- The exercise -
Output the material below in its entirety, exactly as given.

(Saved entries)
=-=-=
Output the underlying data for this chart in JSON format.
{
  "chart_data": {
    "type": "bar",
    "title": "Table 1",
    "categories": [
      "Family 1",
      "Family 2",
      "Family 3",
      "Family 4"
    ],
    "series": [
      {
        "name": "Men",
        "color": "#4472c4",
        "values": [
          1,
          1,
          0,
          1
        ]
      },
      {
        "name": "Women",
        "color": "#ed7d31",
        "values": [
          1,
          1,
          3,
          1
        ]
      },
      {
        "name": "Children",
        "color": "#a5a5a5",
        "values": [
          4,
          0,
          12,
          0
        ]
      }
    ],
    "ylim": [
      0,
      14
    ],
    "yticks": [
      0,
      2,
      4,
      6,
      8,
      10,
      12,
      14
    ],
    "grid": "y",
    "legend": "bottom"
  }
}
=-=-=
- Exercise solution -
Output the underlying data for this chart in JSON format.
{
  "chart_data": {
    "type": "bar",
    "title": "Table 1",
    "categories": [
      "Family 1",
      "Family 2",
      "Family 3",
      "Family 4"
    ],
    "series": [
      {
        "name": "Men",
        "color": "#4472c4",
        "values": [
          1,
          1,
          0,
          1
        ]
      },
      {
        "name": "Women",
        "color": "#ed7d31",
        "values": [
          1,
          1,
          3,
          1
        ]
      },
      {
        "name": "Children",
        "color": "#a5a5a5",
        "values": [
          4,
          0,
          12,
          0
        ]
      }
    ],
    "ylim": [
      0,
      14
    ],
    "yticks": [
      0,
      2,
      4,
      6,
      8,
      10,
      12,
      14
    ],
    "grid": "y",
    "legend": "bottom"
  }
}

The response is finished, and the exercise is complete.